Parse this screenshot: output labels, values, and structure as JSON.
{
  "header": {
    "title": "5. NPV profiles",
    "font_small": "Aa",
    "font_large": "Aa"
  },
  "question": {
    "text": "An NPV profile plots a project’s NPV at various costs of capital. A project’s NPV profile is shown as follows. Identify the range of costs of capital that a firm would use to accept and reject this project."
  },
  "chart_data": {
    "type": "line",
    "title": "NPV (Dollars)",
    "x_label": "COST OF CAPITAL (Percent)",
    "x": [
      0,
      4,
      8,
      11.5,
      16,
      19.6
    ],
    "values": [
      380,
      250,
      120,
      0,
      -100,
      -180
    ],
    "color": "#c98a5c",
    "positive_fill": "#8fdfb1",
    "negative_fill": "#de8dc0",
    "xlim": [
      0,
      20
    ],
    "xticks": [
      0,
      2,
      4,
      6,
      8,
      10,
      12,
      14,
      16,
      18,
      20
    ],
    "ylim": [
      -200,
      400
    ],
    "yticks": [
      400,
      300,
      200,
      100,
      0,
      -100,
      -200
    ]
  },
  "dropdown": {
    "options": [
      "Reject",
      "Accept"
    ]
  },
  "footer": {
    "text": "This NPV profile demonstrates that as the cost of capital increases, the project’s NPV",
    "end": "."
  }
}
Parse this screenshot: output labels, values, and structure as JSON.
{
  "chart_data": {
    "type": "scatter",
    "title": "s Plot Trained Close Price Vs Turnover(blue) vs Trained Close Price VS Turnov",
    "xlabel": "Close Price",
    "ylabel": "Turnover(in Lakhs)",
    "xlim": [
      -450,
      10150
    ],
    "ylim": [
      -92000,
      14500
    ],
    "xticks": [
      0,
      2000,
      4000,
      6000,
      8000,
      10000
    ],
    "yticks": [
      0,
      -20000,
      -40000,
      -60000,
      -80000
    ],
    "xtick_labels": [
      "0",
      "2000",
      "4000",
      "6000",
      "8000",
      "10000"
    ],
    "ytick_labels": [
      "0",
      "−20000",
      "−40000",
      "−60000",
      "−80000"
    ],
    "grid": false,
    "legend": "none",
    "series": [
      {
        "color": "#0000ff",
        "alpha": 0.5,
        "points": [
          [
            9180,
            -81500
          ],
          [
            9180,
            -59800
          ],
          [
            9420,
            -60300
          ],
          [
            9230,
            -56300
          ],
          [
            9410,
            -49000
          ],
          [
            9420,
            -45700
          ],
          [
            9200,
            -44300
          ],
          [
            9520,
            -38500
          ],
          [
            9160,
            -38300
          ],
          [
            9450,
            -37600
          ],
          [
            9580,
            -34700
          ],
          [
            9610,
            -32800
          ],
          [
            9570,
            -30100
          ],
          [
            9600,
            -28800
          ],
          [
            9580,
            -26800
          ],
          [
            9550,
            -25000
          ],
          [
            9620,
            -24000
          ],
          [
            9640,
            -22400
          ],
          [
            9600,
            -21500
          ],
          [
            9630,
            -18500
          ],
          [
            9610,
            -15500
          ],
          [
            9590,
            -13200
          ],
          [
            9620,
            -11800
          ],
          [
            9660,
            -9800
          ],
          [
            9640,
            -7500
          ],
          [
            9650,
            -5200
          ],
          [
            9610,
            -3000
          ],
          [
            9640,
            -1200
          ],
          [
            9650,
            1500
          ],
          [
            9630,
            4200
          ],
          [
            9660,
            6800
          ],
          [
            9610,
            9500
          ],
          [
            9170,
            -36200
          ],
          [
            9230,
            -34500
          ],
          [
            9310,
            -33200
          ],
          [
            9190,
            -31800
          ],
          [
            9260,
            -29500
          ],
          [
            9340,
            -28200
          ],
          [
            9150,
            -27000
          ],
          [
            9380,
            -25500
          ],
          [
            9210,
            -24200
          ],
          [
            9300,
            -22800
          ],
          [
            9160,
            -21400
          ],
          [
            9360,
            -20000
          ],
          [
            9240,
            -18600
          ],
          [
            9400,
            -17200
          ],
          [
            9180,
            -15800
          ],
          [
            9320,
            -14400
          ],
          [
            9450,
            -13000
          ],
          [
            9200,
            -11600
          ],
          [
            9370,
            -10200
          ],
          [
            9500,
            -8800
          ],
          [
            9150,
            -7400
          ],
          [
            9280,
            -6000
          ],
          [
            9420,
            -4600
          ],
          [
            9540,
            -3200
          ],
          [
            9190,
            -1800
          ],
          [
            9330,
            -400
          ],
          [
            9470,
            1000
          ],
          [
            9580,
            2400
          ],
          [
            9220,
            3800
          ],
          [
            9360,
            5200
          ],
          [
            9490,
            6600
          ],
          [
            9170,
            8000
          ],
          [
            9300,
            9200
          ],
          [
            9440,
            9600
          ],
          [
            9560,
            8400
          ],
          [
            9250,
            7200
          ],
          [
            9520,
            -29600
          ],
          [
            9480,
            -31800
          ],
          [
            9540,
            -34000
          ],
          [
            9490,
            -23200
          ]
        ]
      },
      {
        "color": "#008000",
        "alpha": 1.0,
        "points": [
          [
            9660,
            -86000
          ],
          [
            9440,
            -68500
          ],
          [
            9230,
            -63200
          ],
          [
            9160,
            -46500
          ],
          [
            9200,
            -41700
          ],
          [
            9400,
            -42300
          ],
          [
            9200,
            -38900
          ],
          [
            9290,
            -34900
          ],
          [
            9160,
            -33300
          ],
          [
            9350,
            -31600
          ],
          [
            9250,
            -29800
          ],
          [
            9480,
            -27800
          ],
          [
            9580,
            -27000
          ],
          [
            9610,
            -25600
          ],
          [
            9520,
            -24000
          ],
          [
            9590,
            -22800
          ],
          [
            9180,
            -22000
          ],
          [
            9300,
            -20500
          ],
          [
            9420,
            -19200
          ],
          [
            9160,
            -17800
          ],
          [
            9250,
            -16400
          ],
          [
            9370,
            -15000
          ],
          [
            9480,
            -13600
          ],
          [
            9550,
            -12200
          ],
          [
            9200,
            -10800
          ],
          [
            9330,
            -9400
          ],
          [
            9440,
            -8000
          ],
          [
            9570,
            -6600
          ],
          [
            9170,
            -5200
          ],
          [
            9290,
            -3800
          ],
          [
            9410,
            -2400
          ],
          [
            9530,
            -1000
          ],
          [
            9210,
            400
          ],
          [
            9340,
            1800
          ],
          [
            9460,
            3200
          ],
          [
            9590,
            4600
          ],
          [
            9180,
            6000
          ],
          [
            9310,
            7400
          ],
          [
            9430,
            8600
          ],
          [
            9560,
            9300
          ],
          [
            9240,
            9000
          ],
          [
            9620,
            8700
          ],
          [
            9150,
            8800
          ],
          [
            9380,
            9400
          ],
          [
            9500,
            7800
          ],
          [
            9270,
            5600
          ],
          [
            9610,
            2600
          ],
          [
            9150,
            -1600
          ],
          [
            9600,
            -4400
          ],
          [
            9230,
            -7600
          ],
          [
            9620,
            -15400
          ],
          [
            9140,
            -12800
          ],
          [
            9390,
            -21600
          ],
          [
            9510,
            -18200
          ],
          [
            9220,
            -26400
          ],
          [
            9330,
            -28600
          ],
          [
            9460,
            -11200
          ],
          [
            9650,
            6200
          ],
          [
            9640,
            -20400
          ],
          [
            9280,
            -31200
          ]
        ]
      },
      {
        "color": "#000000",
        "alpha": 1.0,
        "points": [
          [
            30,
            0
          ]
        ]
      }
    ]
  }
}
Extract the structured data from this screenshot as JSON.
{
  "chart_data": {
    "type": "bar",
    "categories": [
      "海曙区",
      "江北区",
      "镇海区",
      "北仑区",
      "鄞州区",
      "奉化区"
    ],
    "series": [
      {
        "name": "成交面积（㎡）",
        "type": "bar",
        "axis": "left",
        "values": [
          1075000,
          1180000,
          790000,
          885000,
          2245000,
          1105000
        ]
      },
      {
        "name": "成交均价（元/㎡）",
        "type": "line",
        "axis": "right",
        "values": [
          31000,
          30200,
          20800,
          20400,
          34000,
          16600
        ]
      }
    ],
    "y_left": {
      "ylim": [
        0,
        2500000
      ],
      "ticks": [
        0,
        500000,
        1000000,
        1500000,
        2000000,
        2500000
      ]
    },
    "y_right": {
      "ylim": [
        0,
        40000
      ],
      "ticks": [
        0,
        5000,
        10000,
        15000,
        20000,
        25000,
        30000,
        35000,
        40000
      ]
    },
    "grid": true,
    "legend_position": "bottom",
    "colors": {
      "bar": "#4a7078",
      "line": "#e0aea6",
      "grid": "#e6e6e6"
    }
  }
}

* TASK TO COMPLETE *
Take the line with "Extract the structured" and all lines after it through the end of the records, and write them out exactly; include nothing else.

* FINAL RESULT *
Extract the structured data from this screenshot as JSON.
{
  "chart_data": {
    "type": "bar",
    "categories": [
      "海曙区",
      "江北区",
      "镇海区",
      "北仑区",
      "鄞州区",
      "奉化区"
    ],
    "series": [
      {
        "name": "成交面积（㎡）",
        "type": "bar",
        "axis": "left",
        "values": [
          1075000,
          1180000,
          790000,
          885000,
          2245000,
          1105000
        ]
      },
      {
        "name": "成交均价（元/㎡）",
        "type": "line",
        "axis": "right",
        "values": [
          31000,
          30200,
          20800,
          20400,
          34000,
          16600
        ]
      }
    ],
    "y_left": {
      "ylim": [
        0,
        2500000
      ],
      "ticks": [
        0,
        500000,
        1000000,
        1500000,
        2000000,
        2500000
      ]
    },
    "y_right": {
      "ylim": [
        0,
        40000
      ],
      "ticks": [
        0,
        5000,
        10000,
        15000,
        20000,
        25000,
        30000,
        35000,
        40000
      ]
    },
    "grid": true,
    "legend_position": "bottom",
    "colors": {
      "bar": "#4a7078",
      "line": "#e0aea6",
      "grid": "#e6e6e6"
    }
  }
}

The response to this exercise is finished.